Task material:
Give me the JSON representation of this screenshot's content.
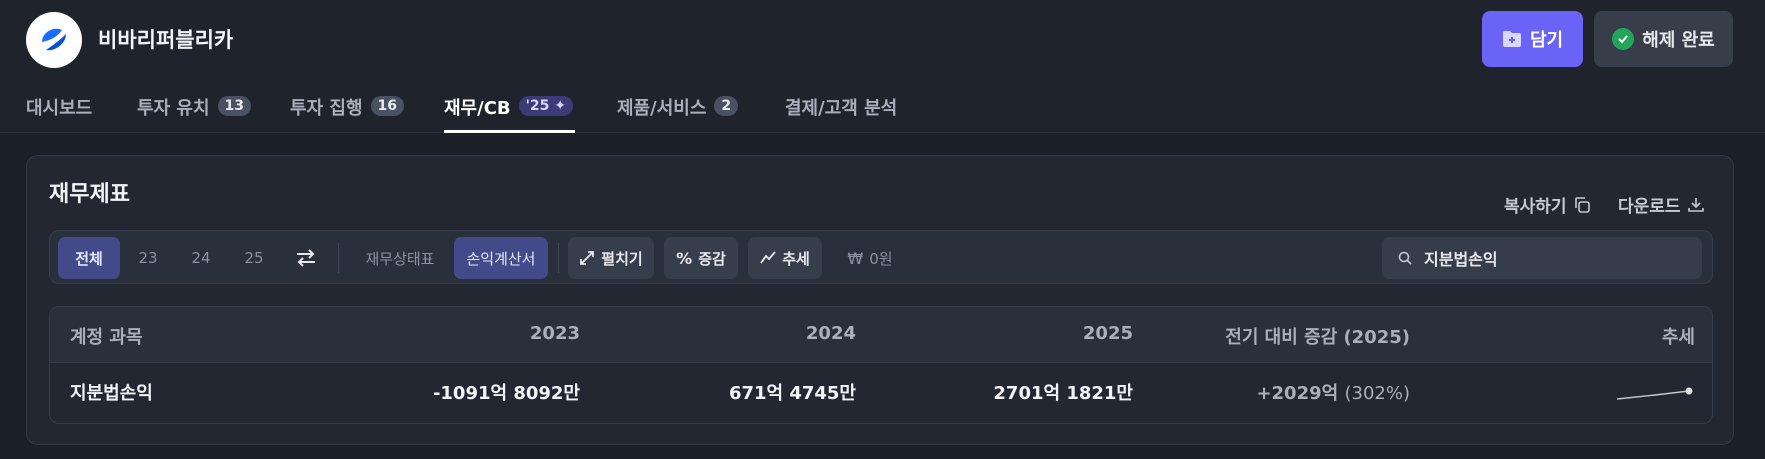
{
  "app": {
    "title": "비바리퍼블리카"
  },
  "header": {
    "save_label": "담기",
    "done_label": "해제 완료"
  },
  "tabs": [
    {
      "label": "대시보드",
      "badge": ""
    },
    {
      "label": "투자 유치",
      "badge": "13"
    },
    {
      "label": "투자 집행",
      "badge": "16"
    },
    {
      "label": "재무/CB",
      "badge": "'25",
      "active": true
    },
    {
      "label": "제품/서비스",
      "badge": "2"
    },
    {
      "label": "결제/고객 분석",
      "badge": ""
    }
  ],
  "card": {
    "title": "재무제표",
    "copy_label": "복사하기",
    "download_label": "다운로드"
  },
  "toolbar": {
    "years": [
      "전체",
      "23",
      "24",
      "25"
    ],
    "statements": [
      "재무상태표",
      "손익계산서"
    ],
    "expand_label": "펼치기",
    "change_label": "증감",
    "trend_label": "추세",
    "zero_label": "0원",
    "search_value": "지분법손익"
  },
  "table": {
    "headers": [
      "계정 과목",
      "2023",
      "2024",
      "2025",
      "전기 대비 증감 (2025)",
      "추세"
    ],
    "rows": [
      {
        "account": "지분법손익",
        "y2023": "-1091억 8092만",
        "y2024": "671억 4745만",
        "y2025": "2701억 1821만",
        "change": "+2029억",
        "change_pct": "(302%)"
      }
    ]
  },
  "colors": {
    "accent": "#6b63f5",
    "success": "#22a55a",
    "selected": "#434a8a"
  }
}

...

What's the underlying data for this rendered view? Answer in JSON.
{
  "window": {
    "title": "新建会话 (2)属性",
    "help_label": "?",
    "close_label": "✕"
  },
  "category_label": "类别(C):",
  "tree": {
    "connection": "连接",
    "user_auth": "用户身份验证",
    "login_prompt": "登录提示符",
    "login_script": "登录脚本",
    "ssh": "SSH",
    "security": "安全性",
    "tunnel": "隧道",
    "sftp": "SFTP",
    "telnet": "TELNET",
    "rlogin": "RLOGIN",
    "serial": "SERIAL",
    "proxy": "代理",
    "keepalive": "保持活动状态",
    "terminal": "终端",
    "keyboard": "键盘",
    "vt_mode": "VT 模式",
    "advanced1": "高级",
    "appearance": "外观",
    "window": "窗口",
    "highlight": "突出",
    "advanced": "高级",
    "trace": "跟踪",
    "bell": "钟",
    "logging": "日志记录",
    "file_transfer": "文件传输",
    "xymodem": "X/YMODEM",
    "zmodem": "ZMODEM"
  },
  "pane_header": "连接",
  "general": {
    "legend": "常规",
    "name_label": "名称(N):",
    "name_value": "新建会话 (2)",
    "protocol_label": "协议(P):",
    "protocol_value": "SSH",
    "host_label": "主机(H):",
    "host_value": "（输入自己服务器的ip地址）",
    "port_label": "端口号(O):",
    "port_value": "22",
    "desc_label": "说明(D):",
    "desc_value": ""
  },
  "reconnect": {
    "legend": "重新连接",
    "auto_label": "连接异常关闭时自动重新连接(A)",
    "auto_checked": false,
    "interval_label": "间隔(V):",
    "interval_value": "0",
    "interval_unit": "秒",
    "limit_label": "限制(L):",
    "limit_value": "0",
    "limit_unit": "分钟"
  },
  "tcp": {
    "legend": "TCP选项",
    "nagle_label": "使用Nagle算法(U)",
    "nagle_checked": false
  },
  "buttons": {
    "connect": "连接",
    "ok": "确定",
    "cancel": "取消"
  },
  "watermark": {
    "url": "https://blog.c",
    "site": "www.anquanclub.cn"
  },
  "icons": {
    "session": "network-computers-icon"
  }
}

Exercise instructions: Lines containing the string "badge" are to be selected and copied.

Complete response:
      "badge": ""
      "badge": "13"
      "badge": "16"
      "badge": "'25",
      "badge": "2"
      "badge": ""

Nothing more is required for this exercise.